__EXERCISE INSTRUCTIONS__
Every line that holds "also" should be shown.

☆ ☆ ☆ ☆ ☆

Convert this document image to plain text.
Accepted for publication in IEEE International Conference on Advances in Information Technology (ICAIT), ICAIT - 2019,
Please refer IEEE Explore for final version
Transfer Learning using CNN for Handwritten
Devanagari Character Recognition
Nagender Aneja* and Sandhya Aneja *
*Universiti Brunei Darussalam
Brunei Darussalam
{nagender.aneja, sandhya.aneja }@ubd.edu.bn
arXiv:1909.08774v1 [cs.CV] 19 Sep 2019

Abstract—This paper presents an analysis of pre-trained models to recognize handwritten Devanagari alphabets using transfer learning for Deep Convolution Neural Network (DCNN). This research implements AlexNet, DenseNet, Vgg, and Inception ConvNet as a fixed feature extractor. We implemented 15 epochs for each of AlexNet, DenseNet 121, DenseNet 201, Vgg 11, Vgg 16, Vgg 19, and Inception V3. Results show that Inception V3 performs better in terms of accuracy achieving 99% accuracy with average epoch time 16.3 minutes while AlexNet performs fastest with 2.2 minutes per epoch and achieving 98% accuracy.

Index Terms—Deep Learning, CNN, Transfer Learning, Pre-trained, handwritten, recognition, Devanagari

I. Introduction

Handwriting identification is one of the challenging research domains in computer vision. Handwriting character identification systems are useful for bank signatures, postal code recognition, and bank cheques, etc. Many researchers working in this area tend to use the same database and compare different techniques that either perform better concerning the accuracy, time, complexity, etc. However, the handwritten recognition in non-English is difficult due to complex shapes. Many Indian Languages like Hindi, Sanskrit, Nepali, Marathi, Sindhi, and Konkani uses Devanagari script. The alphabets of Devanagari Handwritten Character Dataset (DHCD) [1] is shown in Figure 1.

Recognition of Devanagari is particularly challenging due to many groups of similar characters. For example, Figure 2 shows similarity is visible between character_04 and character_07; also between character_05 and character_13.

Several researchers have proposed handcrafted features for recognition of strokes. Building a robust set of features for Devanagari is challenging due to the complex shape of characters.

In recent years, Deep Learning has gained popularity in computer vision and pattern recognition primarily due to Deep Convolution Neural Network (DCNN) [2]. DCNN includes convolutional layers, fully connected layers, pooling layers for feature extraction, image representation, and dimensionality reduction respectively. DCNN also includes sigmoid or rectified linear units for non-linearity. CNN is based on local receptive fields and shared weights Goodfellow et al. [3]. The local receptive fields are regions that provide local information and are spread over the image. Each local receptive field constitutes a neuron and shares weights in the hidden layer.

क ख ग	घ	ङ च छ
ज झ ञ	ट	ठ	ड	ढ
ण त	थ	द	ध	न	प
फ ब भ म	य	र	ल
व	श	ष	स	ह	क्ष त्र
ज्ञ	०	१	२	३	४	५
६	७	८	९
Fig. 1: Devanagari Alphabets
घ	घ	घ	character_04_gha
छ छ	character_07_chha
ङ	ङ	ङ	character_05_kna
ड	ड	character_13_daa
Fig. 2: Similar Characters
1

☆ ☆ ☆ ☆ ☆

__WORKED SOLUTION__
Recognition of Devanagari is particularly challenging due to many groups of similar characters. For example, Figure 2 shows similarity is visible between character_04 and character_07; also between character_05 and character_13.
In recent years, Deep Learning has gained popularity in computer vision and pattern recognition primarily due to Deep Convolution Neural Network (DCNN) [2]. DCNN includes convolutional layers, fully connected layers, pooling layers for feature extraction, image representation, and dimensionality reduction respectively. DCNN also includes sigmoid or rectified linear units for non-linearity. CNN is based on local receptive fields and shared weights Goodfellow et al. [3]. The local receptive fields are regions that provide local information and are spread over the image. Each local receptive field constitutes a neuron and shares weights in the hidden layer.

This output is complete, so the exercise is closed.